Written exercise =
Find all the lines with "disebut" and gather them.

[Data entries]
>> BEGIN

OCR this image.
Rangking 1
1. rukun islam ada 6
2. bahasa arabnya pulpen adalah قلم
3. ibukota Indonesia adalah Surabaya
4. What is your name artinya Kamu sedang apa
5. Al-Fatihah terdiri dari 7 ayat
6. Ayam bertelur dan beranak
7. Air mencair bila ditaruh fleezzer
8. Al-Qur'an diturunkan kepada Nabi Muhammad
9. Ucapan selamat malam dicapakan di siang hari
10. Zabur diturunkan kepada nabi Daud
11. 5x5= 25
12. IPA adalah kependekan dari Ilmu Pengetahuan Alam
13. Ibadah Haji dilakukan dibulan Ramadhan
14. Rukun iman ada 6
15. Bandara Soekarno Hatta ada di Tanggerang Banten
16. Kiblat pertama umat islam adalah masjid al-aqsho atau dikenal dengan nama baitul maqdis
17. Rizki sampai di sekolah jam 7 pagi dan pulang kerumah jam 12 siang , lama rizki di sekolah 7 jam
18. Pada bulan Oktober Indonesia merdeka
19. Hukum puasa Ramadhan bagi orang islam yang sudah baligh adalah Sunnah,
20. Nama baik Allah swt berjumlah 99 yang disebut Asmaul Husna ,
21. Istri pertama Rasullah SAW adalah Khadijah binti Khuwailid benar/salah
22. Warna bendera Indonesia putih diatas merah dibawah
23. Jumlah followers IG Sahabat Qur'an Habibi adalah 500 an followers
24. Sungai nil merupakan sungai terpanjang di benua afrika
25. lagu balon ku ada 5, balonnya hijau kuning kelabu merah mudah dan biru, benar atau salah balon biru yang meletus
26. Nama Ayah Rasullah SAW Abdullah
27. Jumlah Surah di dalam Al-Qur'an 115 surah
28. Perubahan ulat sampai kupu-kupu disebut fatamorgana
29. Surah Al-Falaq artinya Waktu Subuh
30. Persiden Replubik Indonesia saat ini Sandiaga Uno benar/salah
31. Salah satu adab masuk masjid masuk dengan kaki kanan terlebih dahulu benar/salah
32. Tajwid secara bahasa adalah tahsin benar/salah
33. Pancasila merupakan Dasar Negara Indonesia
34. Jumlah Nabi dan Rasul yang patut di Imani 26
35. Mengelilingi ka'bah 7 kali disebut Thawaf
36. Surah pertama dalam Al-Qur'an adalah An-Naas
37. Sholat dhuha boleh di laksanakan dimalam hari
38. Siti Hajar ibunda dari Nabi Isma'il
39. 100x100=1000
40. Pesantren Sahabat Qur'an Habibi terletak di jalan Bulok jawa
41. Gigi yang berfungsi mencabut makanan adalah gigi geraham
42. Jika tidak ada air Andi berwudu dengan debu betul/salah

>> END

Result of this exercise =
20. Nama baik Allah swt berjumlah 99 yang disebut Asmaul Husna ,
28. Perubahan ulat sampai kupu-kupu disebut fatamorgana
35. Mengelilingi ka'bah 7 kali disebut Thawaf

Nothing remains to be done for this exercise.